● EXERCISE OBJECTIVE
Copy every line of the records below where the word "Optimize" occurs.

Dataset records
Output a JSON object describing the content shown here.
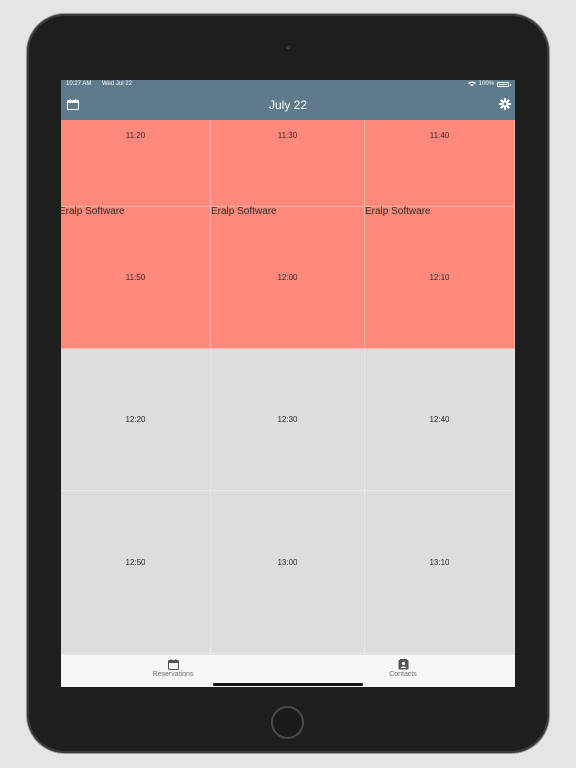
{
  "status_bar": {
    "time": "10:27 AM",
    "date": "Wed Jul 22",
    "battery": "100%"
  },
  "nav": {
    "title": "July 22",
    "left_icon": "calendar-icon",
    "right_icon": "gear-icon"
  },
  "colors": {
    "nav_background": "#5f7a8a",
    "booked_slot": "#ff897c",
    "free_slot": "#dedcde"
  },
  "slots": [
    [
      "11:20",
      "11:30",
      "11:40"
    ],
    [
      "11:50",
      "12:00",
      "12:10"
    ],
    [
      "12:20",
      "12:30",
      "12:40"
    ],
    [
      "12:50",
      "13:00",
      "13:10"
    ]
  ],
  "booking_labels": [
    "Eralp Software",
    "Eralp Software",
    "Eralp Software"
  ],
  "tabs": [
    {
      "label": "Reservations",
      "icon": "calendar-icon"
    },
    {
      "label": "Contacts",
      "icon": "contacts-icon"
    }
  ]
}
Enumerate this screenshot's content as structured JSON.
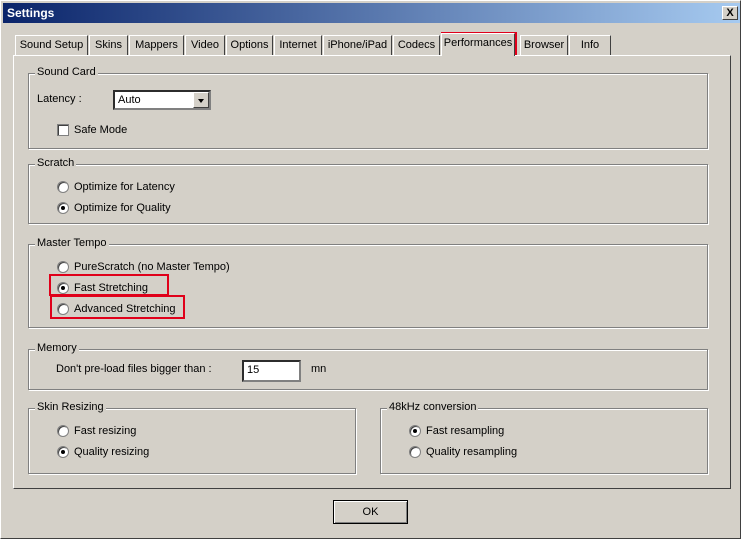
{
  "window": {
    "title": "Settings",
    "close_glyph": "X"
  },
  "tabs": [
    {
      "label": "Sound Setup"
    },
    {
      "label": "Skins"
    },
    {
      "label": "Mappers"
    },
    {
      "label": "Video"
    },
    {
      "label": "Options"
    },
    {
      "label": "Internet"
    },
    {
      "label": "iPhone/iPad"
    },
    {
      "label": "Codecs"
    },
    {
      "label": "Performances"
    },
    {
      "label": "Browser"
    },
    {
      "label": "Info"
    }
  ],
  "active_tab": "Performances",
  "sound_card": {
    "title": "Sound Card",
    "latency_label": "Latency :",
    "latency_value": "Auto",
    "safe_mode_label": "Safe Mode",
    "safe_mode_checked": false
  },
  "scratch": {
    "title": "Scratch",
    "options": [
      {
        "label": "Optimize for Latency",
        "selected": false
      },
      {
        "label": "Optimize for Quality",
        "selected": true
      }
    ]
  },
  "master_tempo": {
    "title": "Master Tempo",
    "options": [
      {
        "label": "PureScratch (no Master Tempo)",
        "selected": false
      },
      {
        "label": "Fast Stretching",
        "selected": true
      },
      {
        "label": "Advanced Stretching",
        "selected": false
      }
    ]
  },
  "memory": {
    "title": "Memory",
    "label": "Don't pre-load files bigger than :",
    "value": "15",
    "unit": "mn"
  },
  "skin_resizing": {
    "title": "Skin Resizing",
    "options": [
      {
        "label": "Fast resizing",
        "selected": false
      },
      {
        "label": "Quality resizing",
        "selected": true
      }
    ]
  },
  "conversion_48k": {
    "title": "48kHz conversion",
    "options": [
      {
        "label": "Fast resampling",
        "selected": true
      },
      {
        "label": "Quality resampling",
        "selected": false
      }
    ]
  },
  "ok_label": "OK",
  "highlight_color": "#e0001a"
}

● ANSWER TO THIS EXERCISE
        "label": "Optimize for Latency",
        "label": "Optimize for Quality",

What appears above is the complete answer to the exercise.